-- Short task --
List each line of the data that holds the string "Impostazioni".

(Collected data)
"""

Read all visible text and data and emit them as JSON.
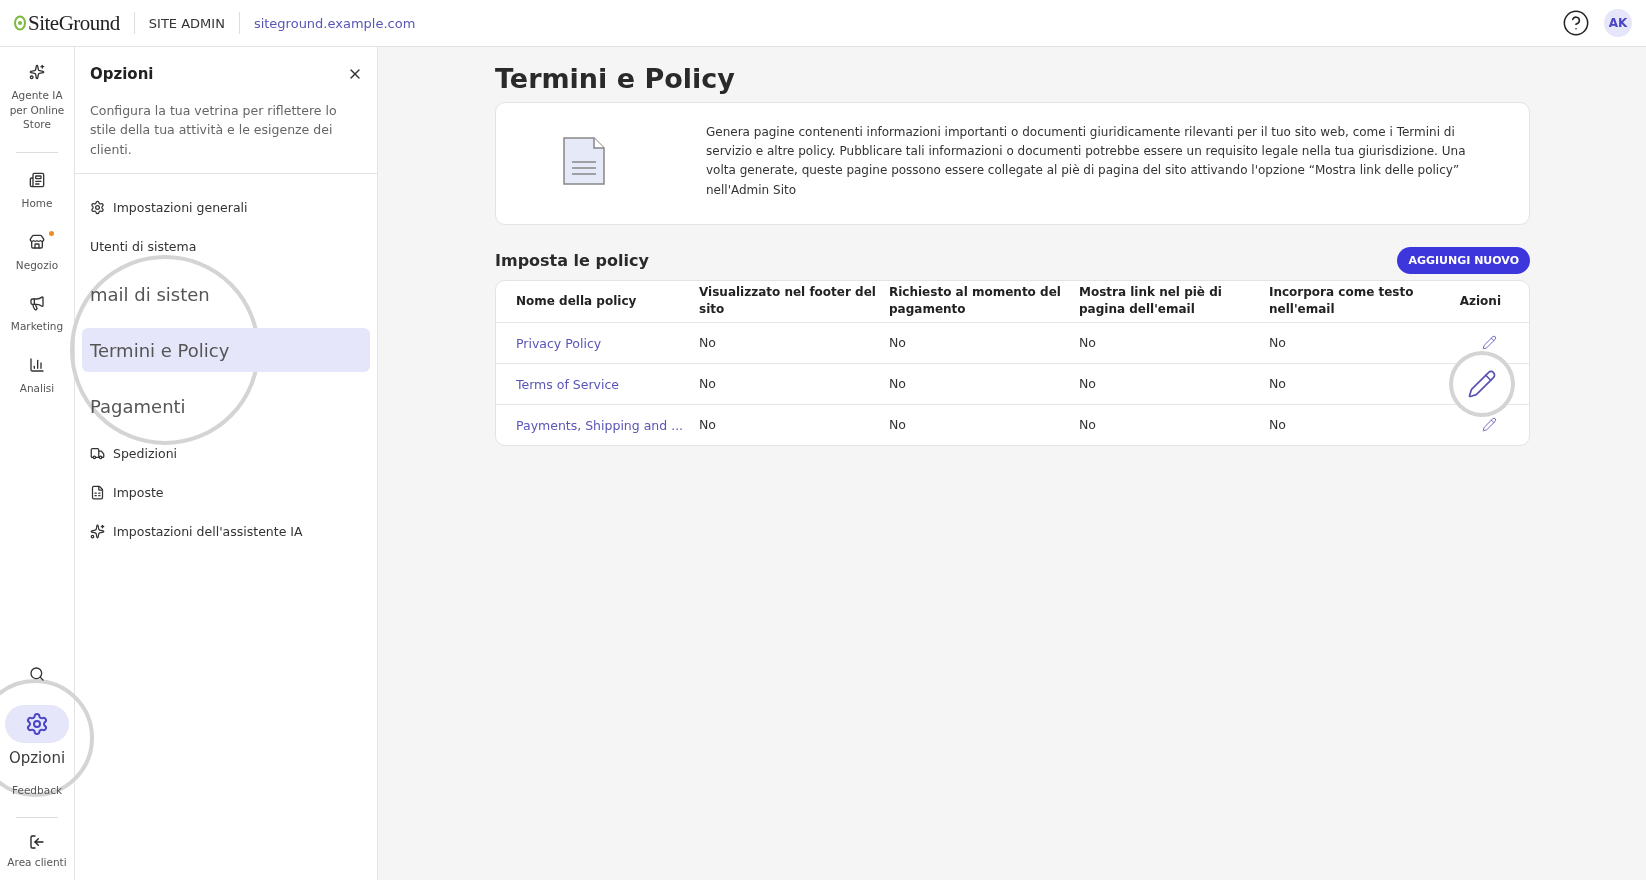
{
  "topbar": {
    "logo": "SiteGround",
    "section": "SITE ADMIN",
    "domain": "siteground.example.com",
    "avatar": "AK"
  },
  "rail": {
    "items": [
      {
        "kind": "sparkles",
        "label": "Agente IA per Online Store",
        "selected": false,
        "notification": false
      },
      {
        "kind": "home",
        "label": "Home",
        "selected": false,
        "notification": false
      },
      {
        "kind": "store",
        "label": "Negozio",
        "selected": false,
        "notification": true
      },
      {
        "kind": "marketing",
        "label": "Marketing",
        "selected": false,
        "notification": false
      },
      {
        "kind": "chart",
        "label": "Analisi",
        "selected": false,
        "notification": false
      }
    ],
    "bottom": [
      {
        "kind": "search",
        "selected": false,
        "magnified": false
      },
      {
        "kind": "settings",
        "label": "Opzioni",
        "selected": true,
        "magnified": true
      },
      {
        "kind": "none",
        "label": "Feedback",
        "selected": false,
        "magnified": false
      }
    ],
    "exit": {
      "label": "Area clienti"
    }
  },
  "options_panel": {
    "title": "Opzioni",
    "description": "Configura la tua vetrina per riflettere lo stile della tua attività e le esigenze dei clienti.",
    "items": [
      {
        "kind": "settings",
        "label": "Impostazioni generali",
        "selected": false,
        "magnified": false
      },
      {
        "kind": "none",
        "label": "Utenti di sistema",
        "selected": false,
        "magnified": false
      },
      {
        "kind": "none",
        "label": "mail di sisten",
        "selected": false,
        "magnified": true
      },
      {
        "kind": "none",
        "label": "Termini e Policy",
        "selected": true,
        "magnified": true
      },
      {
        "kind": "none",
        "label": "Pagamenti",
        "selected": false,
        "magnified": true
      },
      {
        "kind": "truck",
        "label": "Spedizioni",
        "selected": false,
        "magnified": false
      },
      {
        "kind": "tax",
        "label": "Imposte",
        "selected": false,
        "magnified": false
      },
      {
        "kind": "sparkles",
        "label": "Impostazioni dell'assistente IA",
        "selected": false,
        "magnified": false
      }
    ]
  },
  "page": {
    "title": "Termini e Policy",
    "info": "Genera pagine contenenti informazioni importanti o documenti giuridicamente rilevanti per il tuo sito web, come i Termini di servizio e altre policy. Pubblicare tali informazioni o documenti potrebbe essere un requisito legale nella tua giurisdizione. Una volta generate, queste pagine possono essere collegate al piè di pagina del sito attivando l'opzione “Mostra link delle policy” nell'Admin Sito",
    "section_title": "Imposta le policy",
    "add_button": "AGGIUNGI NUOVO",
    "table": {
      "columns": [
        "Nome della policy",
        "Visualizzato nel footer del sito",
        "Richiesto al momento del pagamento",
        "Mostra link nel piè di pagina dell'email",
        "Incorpora come testo nell'email",
        "Azioni"
      ],
      "rows": [
        {
          "cells": [
            "Privacy Policy",
            "No",
            "No",
            "No",
            "No"
          ],
          "edit_magnified": false
        },
        {
          "cells": [
            "Terms of Service",
            "No",
            "No",
            "No",
            "No"
          ],
          "edit_magnified": true
        },
        {
          "cells": [
            "Payments, Shipping and ...",
            "No",
            "No",
            "No",
            "No"
          ],
          "edit_magnified": false
        }
      ]
    }
  }
}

"""

-- Answer below --
        "label": "Impostazioni generali",
        "label": "Impostazioni dell'assistente IA",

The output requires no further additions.